> _Request_
Quote the whole listing word for word. Do not include the pictures.

--------------------------------------------------

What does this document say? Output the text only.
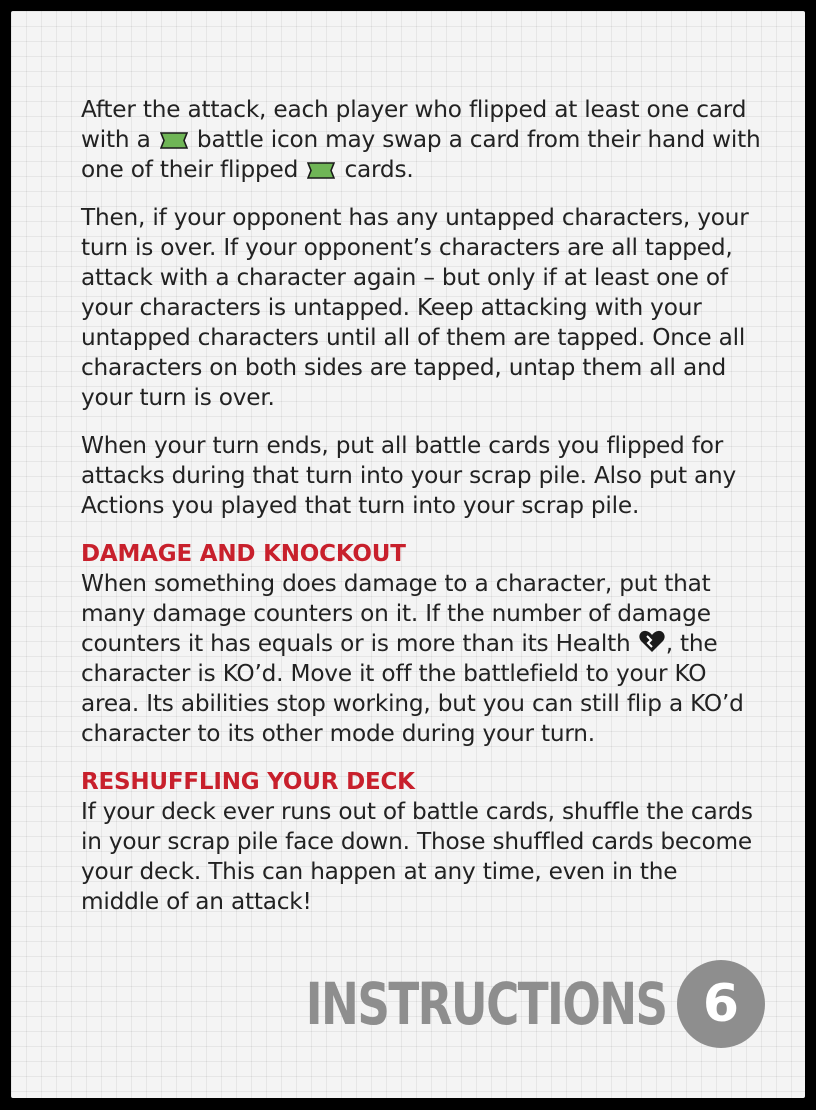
After the attack, each player who flipped at least one card with a battle icon may swap a card from their hand with one of their flipped cards.

Then, if your opponent has any untapped characters, your turn is over. If your opponent’s characters are all tapped, attack with a character again – but only if at least one of your characters is untapped. Keep attacking with your untapped characters until all of them are tapped. Once all characters on both sides are tapped, untap them all and your turn is over.

When your turn ends, put all battle cards you flipped for attacks during that turn into your scrap pile. Also put any Actions you played that turn into your scrap pile.

DAMAGE AND KNOCKOUT
When something does damage to a character, put that many damage counters on it. If the number of damage counters it has equals or is more than its Health , the character is KO’d. Move it off the battlefield to your KO area. Its abilities stop working, but you can still flip a KO’d character to its other mode during your turn.
RESHUFFLING YOUR DECK
If your deck ever runs out of battle cards, shuffle the cards in your scrap pile face down. Those shuffled cards become your deck. This can happen at any time, even in the middle of an attack!
INSTRUCTIONS 6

--------------------------------------------------

> _Finished exercise_
What does this document say? Output the text only.
After the attack, each player who flipped at least one card with a battle icon may swap a card from their hand with one of their flipped cards.

Then, if your opponent has any untapped characters, your turn is over. If your opponent’s characters are all tapped, attack with a character again – but only if at least one of your characters is untapped. Keep attacking with your untapped characters until all of them are tapped. Once all characters on both sides are tapped, untap them all and your turn is over.

When your turn ends, put all battle cards you flipped for attacks during that turn into your scrap pile. Also put any Actions you played that turn into your scrap pile.

DAMAGE AND KNOCKOUT
When something does damage to a character, put that many damage counters on it. If the number of damage counters it has equals or is more than its Health , the character is KO’d. Move it off the battlefield to your KO area. Its abilities stop working, but you can still flip a KO’d character to its other mode during your turn.
RESHUFFLING YOUR DECK
If your deck ever runs out of battle cards, shuffle the cards in your scrap pile face down. Those shuffled cards become your deck. This can happen at any time, even in the middle of an attack!
INSTRUCTIONS 6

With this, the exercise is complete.